» DATA FOR THIS TASK:
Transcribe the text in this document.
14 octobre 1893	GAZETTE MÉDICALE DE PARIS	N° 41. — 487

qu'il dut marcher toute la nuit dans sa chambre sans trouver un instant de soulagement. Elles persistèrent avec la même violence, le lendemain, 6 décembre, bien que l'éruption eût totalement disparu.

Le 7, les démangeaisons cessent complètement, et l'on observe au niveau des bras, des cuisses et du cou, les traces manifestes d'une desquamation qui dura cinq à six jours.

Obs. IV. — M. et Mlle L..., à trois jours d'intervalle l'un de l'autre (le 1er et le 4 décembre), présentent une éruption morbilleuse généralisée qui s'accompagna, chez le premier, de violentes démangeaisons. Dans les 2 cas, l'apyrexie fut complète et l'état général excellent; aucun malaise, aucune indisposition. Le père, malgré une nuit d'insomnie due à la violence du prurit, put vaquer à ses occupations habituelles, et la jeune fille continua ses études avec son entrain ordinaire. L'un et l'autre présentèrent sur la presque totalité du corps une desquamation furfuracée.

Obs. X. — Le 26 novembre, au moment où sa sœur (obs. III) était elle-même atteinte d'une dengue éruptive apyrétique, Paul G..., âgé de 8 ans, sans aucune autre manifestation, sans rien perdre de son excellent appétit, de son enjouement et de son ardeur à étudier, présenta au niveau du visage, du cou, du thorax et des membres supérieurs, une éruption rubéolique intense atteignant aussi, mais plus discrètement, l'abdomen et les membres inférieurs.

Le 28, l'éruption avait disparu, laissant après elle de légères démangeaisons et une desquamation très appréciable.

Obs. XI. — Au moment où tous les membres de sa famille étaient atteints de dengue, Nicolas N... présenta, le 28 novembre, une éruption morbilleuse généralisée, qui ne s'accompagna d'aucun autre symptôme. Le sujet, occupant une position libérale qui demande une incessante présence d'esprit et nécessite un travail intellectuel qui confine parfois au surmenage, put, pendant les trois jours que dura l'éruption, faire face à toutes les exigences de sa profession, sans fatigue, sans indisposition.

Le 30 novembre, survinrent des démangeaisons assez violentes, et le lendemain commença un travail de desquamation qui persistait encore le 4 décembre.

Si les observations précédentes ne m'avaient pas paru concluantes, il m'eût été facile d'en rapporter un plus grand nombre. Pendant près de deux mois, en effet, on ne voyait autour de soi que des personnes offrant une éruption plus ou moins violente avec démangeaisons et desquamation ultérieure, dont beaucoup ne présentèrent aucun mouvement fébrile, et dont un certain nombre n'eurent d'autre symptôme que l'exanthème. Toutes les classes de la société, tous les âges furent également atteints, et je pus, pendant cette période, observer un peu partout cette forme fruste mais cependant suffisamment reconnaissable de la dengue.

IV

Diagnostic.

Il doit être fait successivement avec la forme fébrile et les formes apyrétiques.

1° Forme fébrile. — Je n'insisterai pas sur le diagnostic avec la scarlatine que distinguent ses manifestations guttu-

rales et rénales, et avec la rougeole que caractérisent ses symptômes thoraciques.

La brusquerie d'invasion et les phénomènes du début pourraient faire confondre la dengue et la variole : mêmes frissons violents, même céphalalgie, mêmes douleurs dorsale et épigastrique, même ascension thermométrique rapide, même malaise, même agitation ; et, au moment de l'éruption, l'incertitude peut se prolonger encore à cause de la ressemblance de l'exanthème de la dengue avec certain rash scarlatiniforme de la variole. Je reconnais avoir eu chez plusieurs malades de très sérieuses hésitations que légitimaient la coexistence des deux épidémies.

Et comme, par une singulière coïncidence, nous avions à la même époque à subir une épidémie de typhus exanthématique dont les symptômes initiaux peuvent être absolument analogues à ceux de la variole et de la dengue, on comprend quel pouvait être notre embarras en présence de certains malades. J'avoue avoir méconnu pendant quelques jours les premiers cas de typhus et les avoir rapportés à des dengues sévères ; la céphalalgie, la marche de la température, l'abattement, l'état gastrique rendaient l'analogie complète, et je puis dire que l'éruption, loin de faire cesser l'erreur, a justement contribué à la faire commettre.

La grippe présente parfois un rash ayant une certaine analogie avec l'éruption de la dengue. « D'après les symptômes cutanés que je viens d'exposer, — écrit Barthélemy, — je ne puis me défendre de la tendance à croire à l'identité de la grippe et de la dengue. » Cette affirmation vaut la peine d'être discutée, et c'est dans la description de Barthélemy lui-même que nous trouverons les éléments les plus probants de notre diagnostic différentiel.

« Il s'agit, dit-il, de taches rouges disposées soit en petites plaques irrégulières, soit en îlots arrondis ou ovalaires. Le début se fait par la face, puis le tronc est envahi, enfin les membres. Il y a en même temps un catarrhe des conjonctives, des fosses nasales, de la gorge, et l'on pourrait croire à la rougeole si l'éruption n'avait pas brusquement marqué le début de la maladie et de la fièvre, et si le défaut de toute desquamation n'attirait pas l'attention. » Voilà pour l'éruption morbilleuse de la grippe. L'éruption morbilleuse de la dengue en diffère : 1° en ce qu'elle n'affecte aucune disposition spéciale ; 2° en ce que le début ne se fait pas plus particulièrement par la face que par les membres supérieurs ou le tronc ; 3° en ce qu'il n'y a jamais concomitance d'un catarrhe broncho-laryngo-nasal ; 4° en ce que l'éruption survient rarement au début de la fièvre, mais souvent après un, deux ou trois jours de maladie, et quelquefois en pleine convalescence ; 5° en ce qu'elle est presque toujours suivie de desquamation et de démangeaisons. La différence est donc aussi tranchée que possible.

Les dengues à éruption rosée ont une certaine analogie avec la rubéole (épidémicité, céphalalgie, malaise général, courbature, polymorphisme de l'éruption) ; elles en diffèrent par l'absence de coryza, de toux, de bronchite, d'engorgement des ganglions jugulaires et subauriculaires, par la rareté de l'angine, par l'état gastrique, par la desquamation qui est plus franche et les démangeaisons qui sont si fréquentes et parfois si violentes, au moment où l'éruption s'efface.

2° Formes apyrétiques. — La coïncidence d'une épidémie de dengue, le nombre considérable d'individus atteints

» PROBLEM STATEMENT:
From the records, copy every line that has the string "apyrétiques" in it.

» RESULT BELOW:
Il doit être fait successivement avec la forme fébrile et les formes apyrétiques.
2° Formes apyrétiques. — La coïncidence d'une épidémie de dengue, le nombre considérable d'individus atteints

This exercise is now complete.